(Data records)

----------------

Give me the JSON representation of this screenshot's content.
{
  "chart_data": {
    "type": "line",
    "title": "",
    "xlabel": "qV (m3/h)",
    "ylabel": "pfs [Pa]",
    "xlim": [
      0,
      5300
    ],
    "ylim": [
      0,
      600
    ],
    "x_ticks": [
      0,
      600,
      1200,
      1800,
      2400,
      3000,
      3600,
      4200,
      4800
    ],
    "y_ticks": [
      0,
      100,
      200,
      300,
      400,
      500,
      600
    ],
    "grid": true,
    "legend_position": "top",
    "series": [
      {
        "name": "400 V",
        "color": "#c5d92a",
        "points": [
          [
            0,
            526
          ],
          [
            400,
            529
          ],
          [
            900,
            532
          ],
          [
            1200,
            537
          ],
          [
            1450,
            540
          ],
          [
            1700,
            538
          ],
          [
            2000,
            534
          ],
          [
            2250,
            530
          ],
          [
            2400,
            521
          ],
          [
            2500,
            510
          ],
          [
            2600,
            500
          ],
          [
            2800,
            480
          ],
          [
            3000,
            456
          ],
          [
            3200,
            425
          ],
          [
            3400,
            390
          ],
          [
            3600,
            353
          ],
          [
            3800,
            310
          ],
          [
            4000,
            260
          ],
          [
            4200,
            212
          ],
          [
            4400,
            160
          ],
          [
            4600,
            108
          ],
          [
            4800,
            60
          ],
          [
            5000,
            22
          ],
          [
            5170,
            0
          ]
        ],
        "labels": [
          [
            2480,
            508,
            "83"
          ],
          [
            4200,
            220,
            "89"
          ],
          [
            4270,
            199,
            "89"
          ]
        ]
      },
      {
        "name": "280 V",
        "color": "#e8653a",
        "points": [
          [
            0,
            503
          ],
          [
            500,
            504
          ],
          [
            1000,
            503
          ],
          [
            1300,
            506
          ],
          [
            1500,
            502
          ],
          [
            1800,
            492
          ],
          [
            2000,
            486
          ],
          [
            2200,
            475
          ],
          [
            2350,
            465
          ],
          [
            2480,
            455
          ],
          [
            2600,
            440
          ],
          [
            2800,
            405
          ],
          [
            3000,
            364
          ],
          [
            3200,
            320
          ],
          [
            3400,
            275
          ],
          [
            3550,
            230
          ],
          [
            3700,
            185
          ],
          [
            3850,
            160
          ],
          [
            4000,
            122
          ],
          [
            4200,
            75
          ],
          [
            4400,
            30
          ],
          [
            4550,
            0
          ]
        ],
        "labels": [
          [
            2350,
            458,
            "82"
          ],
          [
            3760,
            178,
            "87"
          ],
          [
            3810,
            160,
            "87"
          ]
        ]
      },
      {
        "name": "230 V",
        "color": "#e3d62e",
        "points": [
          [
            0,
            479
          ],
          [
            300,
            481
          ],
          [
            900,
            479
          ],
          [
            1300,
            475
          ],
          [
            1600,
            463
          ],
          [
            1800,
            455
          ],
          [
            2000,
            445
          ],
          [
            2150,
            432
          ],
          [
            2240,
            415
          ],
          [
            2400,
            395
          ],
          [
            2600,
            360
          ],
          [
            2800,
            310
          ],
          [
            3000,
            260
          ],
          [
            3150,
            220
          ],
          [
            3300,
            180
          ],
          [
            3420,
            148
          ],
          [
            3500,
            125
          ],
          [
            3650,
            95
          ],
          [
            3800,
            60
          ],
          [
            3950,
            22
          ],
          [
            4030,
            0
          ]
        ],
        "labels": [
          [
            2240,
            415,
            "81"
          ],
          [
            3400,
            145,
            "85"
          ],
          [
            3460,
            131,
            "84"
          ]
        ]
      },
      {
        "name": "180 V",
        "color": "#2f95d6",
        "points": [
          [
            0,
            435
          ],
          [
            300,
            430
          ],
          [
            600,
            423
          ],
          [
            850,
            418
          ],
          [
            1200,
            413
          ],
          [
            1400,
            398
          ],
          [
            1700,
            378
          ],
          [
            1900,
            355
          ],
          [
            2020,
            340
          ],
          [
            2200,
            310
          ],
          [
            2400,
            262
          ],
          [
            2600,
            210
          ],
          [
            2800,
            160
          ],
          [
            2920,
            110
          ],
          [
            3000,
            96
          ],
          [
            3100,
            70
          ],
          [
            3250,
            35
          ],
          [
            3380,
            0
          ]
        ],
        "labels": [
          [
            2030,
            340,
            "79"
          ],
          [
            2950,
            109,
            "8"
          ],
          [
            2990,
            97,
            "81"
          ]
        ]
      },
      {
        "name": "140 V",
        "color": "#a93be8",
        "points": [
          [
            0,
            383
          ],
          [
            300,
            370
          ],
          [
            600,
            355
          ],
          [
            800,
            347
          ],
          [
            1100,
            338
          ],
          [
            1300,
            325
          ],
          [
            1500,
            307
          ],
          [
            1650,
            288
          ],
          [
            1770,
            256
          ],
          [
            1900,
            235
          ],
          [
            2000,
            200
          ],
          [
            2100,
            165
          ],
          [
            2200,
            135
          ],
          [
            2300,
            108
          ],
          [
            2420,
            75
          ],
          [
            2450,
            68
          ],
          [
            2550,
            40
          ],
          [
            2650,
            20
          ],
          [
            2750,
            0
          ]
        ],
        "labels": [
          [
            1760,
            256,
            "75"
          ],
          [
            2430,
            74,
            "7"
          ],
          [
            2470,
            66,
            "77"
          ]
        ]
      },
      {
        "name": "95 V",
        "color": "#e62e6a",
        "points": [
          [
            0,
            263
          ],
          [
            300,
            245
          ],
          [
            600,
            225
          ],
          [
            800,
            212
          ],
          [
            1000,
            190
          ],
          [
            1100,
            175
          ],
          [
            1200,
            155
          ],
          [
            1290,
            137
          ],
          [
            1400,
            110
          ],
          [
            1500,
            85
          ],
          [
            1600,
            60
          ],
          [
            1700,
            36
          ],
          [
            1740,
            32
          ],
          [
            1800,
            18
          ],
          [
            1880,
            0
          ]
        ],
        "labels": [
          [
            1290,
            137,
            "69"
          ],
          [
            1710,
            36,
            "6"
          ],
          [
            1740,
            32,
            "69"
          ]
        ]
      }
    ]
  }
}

----------------

All of the data above should be transcribed exactly.

Give me the JSON representation of this screenshot's content.
{
  "chart_data": {
    "type": "line",
    "title": "",
    "xlabel": "qV (m3/h)",
    "ylabel": "pfs [Pa]",
    "xlim": [
      0,
      5300
    ],
    "ylim": [
      0,
      600
    ],
    "x_ticks": [
      0,
      600,
      1200,
      1800,
      2400,
      3000,
      3600,
      4200,
      4800
    ],
    "y_ticks": [
      0,
      100,
      200,
      300,
      400,
      500,
      600
    ],
    "grid": true,
    "legend_position": "top",
    "series": [
      {
        "name": "400 V",
        "color": "#c5d92a",
        "points": [
          [
            0,
            526
          ],
          [
            400,
            529
          ],
          [
            900,
            532
          ],
          [
            1200,
            537
          ],
          [
            1450,
            540
          ],
          [
            1700,
            538
          ],
          [
            2000,
            534
          ],
          [
            2250,
            530
          ],
          [
            2400,
            521
          ],
          [
            2500,
            510
          ],
          [
            2600,
            500
          ],
          [
            2800,
            480
          ],
          [
            3000,
            456
          ],
          [
            3200,
            425
          ],
          [
            3400,
            390
          ],
          [
            3600,
            353
          ],
          [
            3800,
            310
          ],
          [
            4000,
            260
          ],
          [
            4200,
            212
          ],
          [
            4400,
            160
          ],
          [
            4600,
            108
          ],
          [
            4800,
            60
          ],
          [
            5000,
            22
          ],
          [
            5170,
            0
          ]
        ],
        "labels": [
          [
            2480,
            508,
            "83"
          ],
          [
            4200,
            220,
            "89"
          ],
          [
            4270,
            199,
            "89"
          ]
        ]
      },
      {
        "name": "280 V",
        "color": "#e8653a",
        "points": [
          [
            0,
            503
          ],
          [
            500,
            504
          ],
          [
            1000,
            503
          ],
          [
            1300,
            506
          ],
          [
            1500,
            502
          ],
          [
            1800,
            492
          ],
          [
            2000,
            486
          ],
          [
            2200,
            475
          ],
          [
            2350,
            465
          ],
          [
            2480,
            455
          ],
          [
            2600,
            440
          ],
          [
            2800,
            405
          ],
          [
            3000,
            364
          ],
          [
            3200,
            320
          ],
          [
            3400,
            275
          ],
          [
            3550,
            230
          ],
          [
            3700,
            185
          ],
          [
            3850,
            160
          ],
          [
            4000,
            122
          ],
          [
            4200,
            75
          ],
          [
            4400,
            30
          ],
          [
            4550,
            0
          ]
        ],
        "labels": [
          [
            2350,
            458,
            "82"
          ],
          [
            3760,
            178,
            "87"
          ],
          [
            3810,
            160,
            "87"
          ]
        ]
      },
      {
        "name": "230 V",
        "color": "#e3d62e",
        "points": [
          [
            0,
            479
          ],
          [
            300,
            481
          ],
          [
            900,
            479
          ],
          [
            1300,
            475
          ],
          [
            1600,
            463
          ],
          [
            1800,
            455
          ],
          [
            2000,
            445
          ],
          [
            2150,
            432
          ],
          [
            2240,
            415
          ],
          [
            2400,
            395
          ],
          [
            2600,
            360
          ],
          [
            2800,
            310
          ],
          [
            3000,
            260
          ],
          [
            3150,
            220
          ],
          [
            3300,
            180
          ],
          [
            3420,
            148
          ],
          [
            3500,
            125
          ],
          [
            3650,
            95
          ],
          [
            3800,
            60
          ],
          [
            3950,
            22
          ],
          [
            4030,
            0
          ]
        ],
        "labels": [
          [
            2240,
            415,
            "81"
          ],
          [
            3400,
            145,
            "85"
          ],
          [
            3460,
            131,
            "84"
          ]
        ]
      },
      {
        "name": "180 V",
        "color": "#2f95d6",
        "points": [
          [
            0,
            435
          ],
          [
            300,
            430
          ],
          [
            600,
            423
          ],
          [
            850,
            418
          ],
          [
            1200,
            413
          ],
          [
            1400,
            398
          ],
          [
            1700,
            378
          ],
          [
            1900,
            355
          ],
          [
            2020,
            340
          ],
          [
            2200,
            310
          ],
          [
            2400,
            262
          ],
          [
            2600,
            210
          ],
          [
            2800,
            160
          ],
          [
            2920,
            110
          ],
          [
            3000,
            96
          ],
          [
            3100,
            70
          ],
          [
            3250,
            35
          ],
          [
            3380,
            0
          ]
        ],
        "labels": [
          [
            2030,
            340,
            "79"
          ],
          [
            2950,
            109,
            "8"
          ],
          [
            2990,
            97,
            "81"
          ]
        ]
      },
      {
        "name": "140 V",
        "color": "#a93be8",
        "points": [
          [
            0,
            383
          ],
          [
            300,
            370
          ],
          [
            600,
            355
          ],
          [
            800,
            347
          ],
          [
            1100,
            338
          ],
          [
            1300,
            325
          ],
          [
            1500,
            307
          ],
          [
            1650,
            288
          ],
          [
            1770,
            256
          ],
          [
            1900,
            235
          ],
          [
            2000,
            200
          ],
          [
            2100,
            165
          ],
          [
            2200,
            135
          ],
          [
            2300,
            108
          ],
          [
            2420,
            75
          ],
          [
            2450,
            68
          ],
          [
            2550,
            40
          ],
          [
            2650,
            20
          ],
          [
            2750,
            0
          ]
        ],
        "labels": [
          [
            1760,
            256,
            "75"
          ],
          [
            2430,
            74,
            "7"
          ],
          [
            2470,
            66,
            "77"
          ]
        ]
      },
      {
        "name": "95 V",
        "color": "#e62e6a",
        "points": [
          [
            0,
            263
          ],
          [
            300,
            245
          ],
          [
            600,
            225
          ],
          [
            800,
            212
          ],
          [
            1000,
            190
          ],
          [
            1100,
            175
          ],
          [
            1200,
            155
          ],
          [
            1290,
            137
          ],
          [
            1400,
            110
          ],
          [
            1500,
            85
          ],
          [
            1600,
            60
          ],
          [
            1700,
            36
          ],
          [
            1740,
            32
          ],
          [
            1800,
            18
          ],
          [
            1880,
            0
          ]
        ],
        "labels": [
          [
            1290,
            137,
            "69"
          ],
          [
            1710,
            36,
            "6"
          ],
          [
            1740,
            32,
            "69"
          ]
        ]
      }
    ]
  }
}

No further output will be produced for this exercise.